La reazione di Raffaele Sollecito dopo la puntata di Storie Maledette con Rudy Guede

di Redazione | 22/01/2016

Rudy Guede a Storie Maledette

«Guardano una trasmissione in tv che mischia verità e invenzioni poi omettono qualcos’altro ed il gioco è fatto. Adesso pensano tutti di sapere tutto». È con queste parole che sulla sua bacheca Facebook Raffaele Sollecito (insieme ad Amanda Knox accusato dell’omicidio di Meredith Kercher e lo scorso marzo assolto in Cassazione per «mancanza di prove») interviene in una discussione sull’intervista rilasciata per il programma di Raitre ‘Storie maledette’ da Rudy Guede, l’unico condannato per il delitto avvenuto il primo novembre 2007 a Perugia.

RUDY GUEDE A STORIE MALEDETTE, SOLLECITO: «MISCHIATE VERITÀ E INVENZIONI, LA LEOSINI HA OMESSO FATTI CARDINE»

Guede (condannato con rito abbreviato a 16 per concorso in omicidio) ha parlato per la prima volta pubblicamente del caso Meredith, dopo 8 anni di silenzio, in un’intervista rilasciata a Franca Leosini (andata in onda ieri sera) in cui nega ogni sua responsabilità: «Non sono stato io – ha detto –. Non è stata trovata alcuna traccia di mio dna sul coltello con il quale Meredith è stata uccisa. E anche la simulazione del furto nella casa conferma quello che dico. Sul sasso lanciato per rompere la finestra non ci sono le mie impronte. Come avrei fatto a cancellarle?». I legali di Sollecito, prima della messa in onda, avevano diffidato la Rai dalla trasmissione, sostenendo che dal 2007 ad oggi il ragazzo pugliese «ha già subito danni enormi per le ingiuste accuse.

=== COSA FARE ===
(A) Riporta il passo dell'articolo sulla reazione di Sollecito che comincia con "La reazione di" e prosegue fino a "2007 a Perugia.".
(B) Quali persone vengono citate per nome nell'articolo sulla reazione di Sollecito?
(C) Prosegui l'articolo sulla reazione di Sollecito dal punto in cui si ferma.
I record non servono a nulla.

=== RECORD MOSTRATI ===
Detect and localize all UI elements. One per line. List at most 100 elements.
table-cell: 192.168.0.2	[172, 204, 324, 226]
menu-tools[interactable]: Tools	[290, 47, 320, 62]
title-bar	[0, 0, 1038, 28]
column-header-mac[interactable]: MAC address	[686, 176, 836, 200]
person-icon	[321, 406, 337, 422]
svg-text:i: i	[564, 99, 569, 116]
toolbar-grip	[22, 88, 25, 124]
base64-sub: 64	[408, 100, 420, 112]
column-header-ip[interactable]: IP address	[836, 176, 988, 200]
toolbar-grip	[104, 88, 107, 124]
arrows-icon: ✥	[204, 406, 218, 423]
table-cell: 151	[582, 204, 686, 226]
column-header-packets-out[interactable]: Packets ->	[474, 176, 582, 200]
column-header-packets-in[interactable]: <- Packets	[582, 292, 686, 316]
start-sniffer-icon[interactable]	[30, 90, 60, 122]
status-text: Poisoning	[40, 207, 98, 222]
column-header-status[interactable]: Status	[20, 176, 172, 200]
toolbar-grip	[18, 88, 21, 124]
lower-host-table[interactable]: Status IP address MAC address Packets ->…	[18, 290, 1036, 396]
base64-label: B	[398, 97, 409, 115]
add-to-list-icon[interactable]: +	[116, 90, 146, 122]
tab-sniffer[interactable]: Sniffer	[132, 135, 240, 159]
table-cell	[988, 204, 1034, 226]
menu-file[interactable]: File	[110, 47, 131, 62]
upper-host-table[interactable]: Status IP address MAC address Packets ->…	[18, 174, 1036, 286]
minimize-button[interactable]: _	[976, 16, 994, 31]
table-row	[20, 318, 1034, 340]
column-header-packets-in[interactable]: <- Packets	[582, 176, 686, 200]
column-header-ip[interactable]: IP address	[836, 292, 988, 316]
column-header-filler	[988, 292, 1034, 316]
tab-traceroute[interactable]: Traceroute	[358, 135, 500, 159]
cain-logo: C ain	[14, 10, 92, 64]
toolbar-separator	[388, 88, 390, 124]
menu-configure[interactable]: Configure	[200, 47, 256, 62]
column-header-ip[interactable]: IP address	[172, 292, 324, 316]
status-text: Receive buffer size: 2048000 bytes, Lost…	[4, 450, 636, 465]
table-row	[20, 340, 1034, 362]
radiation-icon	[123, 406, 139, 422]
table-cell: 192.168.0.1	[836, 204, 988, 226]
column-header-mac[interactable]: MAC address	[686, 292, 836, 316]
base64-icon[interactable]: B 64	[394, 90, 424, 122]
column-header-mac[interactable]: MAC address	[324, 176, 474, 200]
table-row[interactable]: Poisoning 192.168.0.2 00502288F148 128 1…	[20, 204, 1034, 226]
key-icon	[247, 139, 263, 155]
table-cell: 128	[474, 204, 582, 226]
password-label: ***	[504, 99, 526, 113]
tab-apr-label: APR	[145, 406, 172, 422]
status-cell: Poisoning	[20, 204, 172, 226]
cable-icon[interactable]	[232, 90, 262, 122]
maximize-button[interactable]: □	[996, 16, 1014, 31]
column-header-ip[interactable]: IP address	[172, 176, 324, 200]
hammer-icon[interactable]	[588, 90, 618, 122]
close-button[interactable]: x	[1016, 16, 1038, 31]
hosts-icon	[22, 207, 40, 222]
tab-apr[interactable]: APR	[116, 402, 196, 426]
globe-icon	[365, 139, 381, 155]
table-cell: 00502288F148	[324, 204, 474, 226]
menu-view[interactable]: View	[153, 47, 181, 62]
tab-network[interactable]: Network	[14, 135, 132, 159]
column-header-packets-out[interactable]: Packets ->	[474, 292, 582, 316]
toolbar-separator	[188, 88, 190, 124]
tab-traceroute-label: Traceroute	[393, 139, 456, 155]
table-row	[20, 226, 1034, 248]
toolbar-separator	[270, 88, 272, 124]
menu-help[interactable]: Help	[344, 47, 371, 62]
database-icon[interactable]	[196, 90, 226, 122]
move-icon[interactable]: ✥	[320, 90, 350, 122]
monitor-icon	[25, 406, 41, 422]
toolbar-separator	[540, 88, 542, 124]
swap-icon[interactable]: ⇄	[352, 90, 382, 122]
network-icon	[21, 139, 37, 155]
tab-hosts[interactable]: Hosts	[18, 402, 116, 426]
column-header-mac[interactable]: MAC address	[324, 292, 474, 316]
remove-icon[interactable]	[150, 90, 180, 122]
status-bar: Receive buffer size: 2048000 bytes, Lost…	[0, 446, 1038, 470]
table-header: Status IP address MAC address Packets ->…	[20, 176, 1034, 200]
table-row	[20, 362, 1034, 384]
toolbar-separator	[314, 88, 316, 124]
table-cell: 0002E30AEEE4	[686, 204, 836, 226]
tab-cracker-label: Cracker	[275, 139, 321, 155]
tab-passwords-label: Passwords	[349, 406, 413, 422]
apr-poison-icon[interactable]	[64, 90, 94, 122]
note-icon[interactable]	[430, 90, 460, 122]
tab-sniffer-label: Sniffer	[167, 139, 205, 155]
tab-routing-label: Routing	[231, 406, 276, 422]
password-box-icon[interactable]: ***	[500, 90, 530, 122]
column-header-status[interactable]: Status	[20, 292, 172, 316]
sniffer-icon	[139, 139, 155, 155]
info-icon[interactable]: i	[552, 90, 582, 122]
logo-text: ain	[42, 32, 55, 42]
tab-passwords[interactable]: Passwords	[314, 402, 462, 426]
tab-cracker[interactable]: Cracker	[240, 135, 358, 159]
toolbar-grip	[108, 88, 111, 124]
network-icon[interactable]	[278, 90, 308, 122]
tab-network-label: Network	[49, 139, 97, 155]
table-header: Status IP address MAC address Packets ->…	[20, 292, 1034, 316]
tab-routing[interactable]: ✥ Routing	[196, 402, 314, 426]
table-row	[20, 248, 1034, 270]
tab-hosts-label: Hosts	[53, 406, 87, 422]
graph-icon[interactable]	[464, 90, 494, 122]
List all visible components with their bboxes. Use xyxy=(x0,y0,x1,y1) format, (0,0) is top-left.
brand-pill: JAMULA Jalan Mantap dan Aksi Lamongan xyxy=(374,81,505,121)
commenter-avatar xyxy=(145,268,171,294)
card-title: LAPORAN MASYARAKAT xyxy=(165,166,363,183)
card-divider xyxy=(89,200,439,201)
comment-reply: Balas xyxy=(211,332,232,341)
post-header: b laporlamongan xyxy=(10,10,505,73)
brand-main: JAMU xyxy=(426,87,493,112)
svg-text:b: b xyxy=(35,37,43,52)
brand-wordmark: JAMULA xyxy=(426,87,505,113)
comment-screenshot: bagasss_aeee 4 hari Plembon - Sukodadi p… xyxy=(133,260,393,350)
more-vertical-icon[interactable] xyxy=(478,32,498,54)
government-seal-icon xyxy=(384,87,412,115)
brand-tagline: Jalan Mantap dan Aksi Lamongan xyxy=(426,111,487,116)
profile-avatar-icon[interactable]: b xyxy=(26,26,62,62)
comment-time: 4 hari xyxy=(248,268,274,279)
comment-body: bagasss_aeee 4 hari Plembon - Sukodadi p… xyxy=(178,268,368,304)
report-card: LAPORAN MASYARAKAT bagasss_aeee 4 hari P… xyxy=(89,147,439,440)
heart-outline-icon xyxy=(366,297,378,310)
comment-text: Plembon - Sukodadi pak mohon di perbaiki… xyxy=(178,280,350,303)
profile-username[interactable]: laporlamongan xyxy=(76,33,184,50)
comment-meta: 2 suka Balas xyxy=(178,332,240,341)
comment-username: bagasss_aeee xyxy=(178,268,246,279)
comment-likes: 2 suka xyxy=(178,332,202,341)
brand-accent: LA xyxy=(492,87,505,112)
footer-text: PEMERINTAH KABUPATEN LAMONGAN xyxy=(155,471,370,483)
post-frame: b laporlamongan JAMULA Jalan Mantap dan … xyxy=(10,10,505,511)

=== ATTIVITÀ SVOLTE ===
(A)
La reazione di Raffaele Sollecito dopo la puntata di Storie Maledette con Rudy Guede

di Redazione | 22/01/2016

Rudy Guede a Storie Maledette

«Guardano una trasmissione in tv che mischia verità e invenzioni poi omettono qualcos’altro ed il gioco è fatto. Adesso pensano tutti di sapere tutto». È con queste parole che sulla sua bacheca Facebook Raffaele Sollecito (insieme ad Amanda Knox accusato dell’omicidio di Meredith Kercher e lo scorso marzo assolto in Cassazione per «mancanza di prove») interviene in una discussione sull’intervista rilasciata per il programma di Raitre ‘Storie maledette’ da Rudy Guede, l’unico condannato per il delitto avvenuto il primo novembre 2007 a Perugia.

(B) Raffaele Sollecito, Amanda Knox, Meredith Kercher, Rudy Guede, Franca Leosini

(C)
Con la messa in onda dell’intervista si è poi alimentato un nuovo dibattito sui social network, tra colpevolisti e innocentisti. Ed è cominciata una discussione (con oltre 150 messaggi postati) anche sul diario Facebook di Sollecito. Che ha affermato: «La Leosini ha omesso dei fatti cardine solo per cercare di riscattare l’immagine di Guede a scapito di altri. Non è giustificabile, purtroppo mi rammarica». Sollecito ha anche risposto alle accuse di altri utenti. «La Leosini – ha scritto uno di loro – fa il suo lavoro e lo fa bene. È giusto sentire tutte le campane, anche quelle che non hanno mai suonato». «Le campane – è stata la risposta di Sollecito – dovrebbero suonare anche in tribunale quando chiamate a rispondere, non solo dove fa comodo suonare facendo leva sull’ignoranza»: E ancora: «Diversi punti cruciali sono stati omessi e lanciati nell’oblio senza un motivo, se non quello di ricostruire l’immagine del Guede. Ognuno fa quello che crede, ma se si calpestano le persone innocenti, allora ognuno si assume le proprie responsabilità».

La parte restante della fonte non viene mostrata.